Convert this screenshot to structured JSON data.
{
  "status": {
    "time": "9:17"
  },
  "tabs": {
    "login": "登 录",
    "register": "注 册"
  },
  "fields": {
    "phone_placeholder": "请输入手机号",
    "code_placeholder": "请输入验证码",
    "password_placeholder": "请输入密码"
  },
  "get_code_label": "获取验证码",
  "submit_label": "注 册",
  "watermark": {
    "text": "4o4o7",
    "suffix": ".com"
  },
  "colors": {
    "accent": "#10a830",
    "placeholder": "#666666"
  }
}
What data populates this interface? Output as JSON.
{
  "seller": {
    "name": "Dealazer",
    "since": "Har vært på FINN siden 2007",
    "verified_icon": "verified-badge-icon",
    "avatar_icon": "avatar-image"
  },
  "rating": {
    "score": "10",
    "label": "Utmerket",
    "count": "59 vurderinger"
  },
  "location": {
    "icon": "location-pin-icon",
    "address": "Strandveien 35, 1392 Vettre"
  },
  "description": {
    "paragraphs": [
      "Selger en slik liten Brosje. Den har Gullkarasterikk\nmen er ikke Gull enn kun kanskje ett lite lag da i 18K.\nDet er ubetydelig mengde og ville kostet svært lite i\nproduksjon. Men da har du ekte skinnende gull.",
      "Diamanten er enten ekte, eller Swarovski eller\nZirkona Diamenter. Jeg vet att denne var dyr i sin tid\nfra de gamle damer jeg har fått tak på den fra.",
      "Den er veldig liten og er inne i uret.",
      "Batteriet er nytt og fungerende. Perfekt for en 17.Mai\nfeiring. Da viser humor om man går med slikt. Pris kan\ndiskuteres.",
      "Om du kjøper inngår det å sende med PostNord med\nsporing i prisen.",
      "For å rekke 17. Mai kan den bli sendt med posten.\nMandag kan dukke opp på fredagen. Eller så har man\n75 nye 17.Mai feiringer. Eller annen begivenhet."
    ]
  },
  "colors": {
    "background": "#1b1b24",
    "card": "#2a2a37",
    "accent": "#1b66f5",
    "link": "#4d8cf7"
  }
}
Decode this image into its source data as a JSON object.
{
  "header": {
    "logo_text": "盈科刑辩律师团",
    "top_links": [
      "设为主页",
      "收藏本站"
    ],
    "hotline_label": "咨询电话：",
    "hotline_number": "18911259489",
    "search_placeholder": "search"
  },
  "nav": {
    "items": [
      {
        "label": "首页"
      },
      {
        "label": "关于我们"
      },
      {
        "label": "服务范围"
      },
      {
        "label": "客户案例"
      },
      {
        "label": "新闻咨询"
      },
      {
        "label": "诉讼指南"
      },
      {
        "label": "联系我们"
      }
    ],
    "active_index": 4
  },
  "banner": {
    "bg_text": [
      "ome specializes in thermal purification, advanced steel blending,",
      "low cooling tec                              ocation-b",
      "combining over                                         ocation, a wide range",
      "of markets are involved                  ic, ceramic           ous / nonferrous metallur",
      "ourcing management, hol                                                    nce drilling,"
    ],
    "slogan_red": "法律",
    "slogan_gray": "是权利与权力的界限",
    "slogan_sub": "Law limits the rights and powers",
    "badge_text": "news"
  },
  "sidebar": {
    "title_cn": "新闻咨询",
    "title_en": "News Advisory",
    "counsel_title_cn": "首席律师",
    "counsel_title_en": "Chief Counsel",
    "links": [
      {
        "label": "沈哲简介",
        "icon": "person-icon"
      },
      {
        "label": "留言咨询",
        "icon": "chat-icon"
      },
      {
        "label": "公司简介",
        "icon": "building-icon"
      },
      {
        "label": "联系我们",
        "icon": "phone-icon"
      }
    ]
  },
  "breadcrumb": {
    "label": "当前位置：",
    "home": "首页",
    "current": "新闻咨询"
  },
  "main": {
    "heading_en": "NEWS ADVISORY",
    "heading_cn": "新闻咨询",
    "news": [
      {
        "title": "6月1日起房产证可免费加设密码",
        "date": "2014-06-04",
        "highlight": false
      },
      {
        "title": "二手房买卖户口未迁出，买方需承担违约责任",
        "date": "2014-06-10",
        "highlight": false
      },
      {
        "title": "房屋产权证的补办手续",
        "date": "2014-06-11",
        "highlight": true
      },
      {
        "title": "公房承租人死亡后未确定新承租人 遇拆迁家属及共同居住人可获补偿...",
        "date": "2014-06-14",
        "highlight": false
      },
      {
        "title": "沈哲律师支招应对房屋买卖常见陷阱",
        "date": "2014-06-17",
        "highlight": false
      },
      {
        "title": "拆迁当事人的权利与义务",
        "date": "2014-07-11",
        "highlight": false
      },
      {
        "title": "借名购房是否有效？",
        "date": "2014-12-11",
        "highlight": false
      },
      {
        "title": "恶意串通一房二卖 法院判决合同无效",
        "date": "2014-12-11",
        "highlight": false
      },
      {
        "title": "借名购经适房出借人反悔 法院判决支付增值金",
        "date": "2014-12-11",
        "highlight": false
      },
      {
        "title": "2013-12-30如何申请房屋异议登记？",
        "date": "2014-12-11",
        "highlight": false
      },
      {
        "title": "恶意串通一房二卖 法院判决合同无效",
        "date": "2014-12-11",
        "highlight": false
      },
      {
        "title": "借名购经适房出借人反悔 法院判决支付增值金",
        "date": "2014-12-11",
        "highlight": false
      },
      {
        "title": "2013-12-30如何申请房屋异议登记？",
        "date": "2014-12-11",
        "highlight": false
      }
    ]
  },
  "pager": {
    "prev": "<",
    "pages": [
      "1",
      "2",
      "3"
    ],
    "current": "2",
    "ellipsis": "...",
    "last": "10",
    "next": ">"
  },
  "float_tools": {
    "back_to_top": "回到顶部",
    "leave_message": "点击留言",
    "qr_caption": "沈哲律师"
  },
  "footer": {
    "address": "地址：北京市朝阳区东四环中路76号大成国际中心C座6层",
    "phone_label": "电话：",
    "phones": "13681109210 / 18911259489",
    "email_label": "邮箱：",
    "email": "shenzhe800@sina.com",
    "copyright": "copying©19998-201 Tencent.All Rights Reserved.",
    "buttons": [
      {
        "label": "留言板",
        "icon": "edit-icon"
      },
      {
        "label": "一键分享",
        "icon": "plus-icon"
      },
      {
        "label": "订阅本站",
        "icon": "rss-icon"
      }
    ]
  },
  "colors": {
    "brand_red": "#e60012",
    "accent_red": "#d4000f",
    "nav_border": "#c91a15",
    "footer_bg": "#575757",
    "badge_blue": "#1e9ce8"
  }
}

- Given request: Each record above should be returned exactly as it appears.

- Response:
Convert this screenshot to structured JSON data.
{
  "status": {
    "time": "9:17"
  },
  "tabs": {
    "login": "登 录",
    "register": "注 册"
  },
  "fields": {
    "phone_placeholder": "请输入手机号",
    "code_placeholder": "请输入验证码",
    "password_placeholder": "请输入密码"
  },
  "get_code_label": "获取验证码",
  "submit_label": "注 册",
  "watermark": {
    "text": "4o4o7",
    "suffix": ".com"
  },
  "colors": {
    "accent": "#10a830",
    "placeholder": "#666666"
  }
}
What data populates this interface? Output as JSON.
{
  "seller": {
    "name": "Dealazer",
    "since": "Har vært på FINN siden 2007",
    "verified_icon": "verified-badge-icon",
    "avatar_icon": "avatar-image"
  },
  "rating": {
    "score": "10",
    "label": "Utmerket",
    "count": "59 vurderinger"
  },
  "location": {
    "icon": "location-pin-icon",
    "address": "Strandveien 35, 1392 Vettre"
  },
  "description": {
    "paragraphs": [
      "Selger en slik liten Brosje. Den har Gullkarasterikk\nmen er ikke Gull enn kun kanskje ett lite lag da i 18K.\nDet er ubetydelig mengde og ville kostet svært lite i\nproduksjon. Men da har du ekte skinnende gull.",
      "Diamanten er enten ekte, eller Swarovski eller\nZirkona Diamenter. Jeg vet att denne var dyr i sin tid\nfra de gamle damer jeg har fått tak på den fra.",
      "Den er veldig liten og er inne i uret.",
      "Batteriet er nytt og fungerende. Perfekt for en 17.Mai\nfeiring. Da viser humor om man går med slikt. Pris kan\ndiskuteres.",
      "Om du kjøper inngår det å sende med PostNord med\nsporing i prisen.",
      "For å rekke 17. Mai kan den bli sendt med posten.\nMandag kan dukke opp på fredagen. Eller så har man\n75 nye 17.Mai feiringer. Eller annen begivenhet."
    ]
  },
  "colors": {
    "background": "#1b1b24",
    "card": "#2a2a37",
    "accent": "#1b66f5",
    "link": "#4d8cf7"
  }
}
Decode this image into its source data as a JSON object.
{
  "header": {
    "logo_text": "盈科刑辩律师团",
    "top_links": [
      "设为主页",
      "收藏本站"
    ],
    "hotline_label": "咨询电话：",
    "hotline_number": "18911259489",
    "search_placeholder": "search"
  },
  "nav": {
    "items": [
      {
        "label": "首页"
      },
      {
        "label": "关于我们"
      },
      {
        "label": "服务范围"
      },
      {
        "label": "客户案例"
      },
      {
        "label": "新闻咨询"
      },
      {
        "label": "诉讼指南"
      },
      {
        "label": "联系我们"
      }
    ],
    "active_index": 4
  },
  "banner": {
    "bg_text": [
      "ome specializes in thermal purification, advanced steel blending,",
      "low cooling tec                              ocation-b",
      "combining over                                         ocation, a wide range",
      "of markets are involved                  ic, ceramic           ous / nonferrous metallur",
      "ourcing management, hol                                                    nce drilling,"
    ],
    "slogan_red": "法律",
    "slogan_gray": "是权利与权力的界限",
    "slogan_sub": "Law limits the rights and powers",
    "badge_text": "news"
  },
  "sidebar": {
    "title_cn": "新闻咨询",
    "title_en": "News Advisory",
    "counsel_title_cn": "首席律师",
    "counsel_title_en": "Chief Counsel",
    "links": [
      {
        "label": "沈哲简介",
        "icon": "person-icon"
      },
      {
        "label": "留言咨询",
        "icon": "chat-icon"
      },
      {
        "label": "公司简介",
        "icon": "building-icon"
      },
      {
        "label": "联系我们",
        "icon": "phone-icon"
      }
    ]
  },
  "breadcrumb": {
    "label": "当前位置：",
    "home": "首页",
    "current": "新闻咨询"
  },
  "main": {
    "heading_en": "NEWS ADVISORY",
    "heading_cn": "新闻咨询",
    "news": [
      {
        "title": "6月1日起房产证可免费加设密码",
        "date": "2014-06-04",
        "highlight": false
      },
      {
        "title": "二手房买卖户口未迁出，买方需承担违约责任",
        "date": "2014-06-10",
        "highlight": false
      },
      {
        "title": "房屋产权证的补办手续",
        "date": "2014-06-11",
        "highlight": true
      },
      {
        "title": "公房承租人死亡后未确定新承租人 遇拆迁家属及共同居住人可获补偿...",
        "date": "2014-06-14",
        "highlight": false
      },
      {
        "title": "沈哲律师支招应对房屋买卖常见陷阱",
        "date": "2014-06-17",
        "highlight": false
      },
      {
        "title": "拆迁当事人的权利与义务",
        "date": "2014-07-11",
        "highlight": false
      },
      {
        "title": "借名购房是否有效？",
        "date": "2014-12-11",
        "highlight": false
      },
      {
        "title": "恶意串通一房二卖 法院判决合同无效",
        "date": "2014-12-11",
        "highlight": false
      },
      {
        "title": "借名购经适房出借人反悔 法院判决支付增值金",
        "date": "2014-12-11",
        "highlight": false
      },
      {
        "title": "2013-12-30如何申请房屋异议登记？",
        "date": "2014-12-11",
        "highlight": false
      },
      {
        "title": "恶意串通一房二卖 法院判决合同无效",
        "date": "2014-12-11",
        "highlight": false
      },
      {
        "title": "借名购经适房出借人反悔 法院判决支付增值金",
        "date": "2014-12-11",
        "highlight": false
      },
      {
        "title": "2013-12-30如何申请房屋异议登记？",
        "date": "2014-12-11",
        "highlight": false
      }
    ]
  },
  "pager": {
    "prev": "<",
    "pages": [
      "1",
      "2",
      "3"
    ],
    "current": "2",
    "ellipsis": "...",
    "last": "10",
    "next": ">"
  },
  "float_tools": {
    "back_to_top": "回到顶部",
    "leave_message": "点击留言",
    "qr_caption": "沈哲律师"
  },
  "footer": {
    "address": "地址：北京市朝阳区东四环中路76号大成国际中心C座6层",
    "phone_label": "电话：",
    "phones": "13681109210 / 18911259489",
    "email_label": "邮箱：",
    "email": "shenzhe800@sina.com",
    "copyright": "copying©19998-201 Tencent.All Rights Reserved.",
    "buttons": [
      {
        "label": "留言板",
        "icon": "edit-icon"
      },
      {
        "label": "一键分享",
        "icon": "plus-icon"
      },
      {
        "label": "订阅本站",
        "icon": "rss-icon"
      }
    ]
  },
  "colors": {
    "brand_red": "#e60012",
    "accent_red": "#d4000f",
    "nav_border": "#c91a15",
    "footer_bg": "#575757",
    "badge_blue": "#1e9ce8"
  }
}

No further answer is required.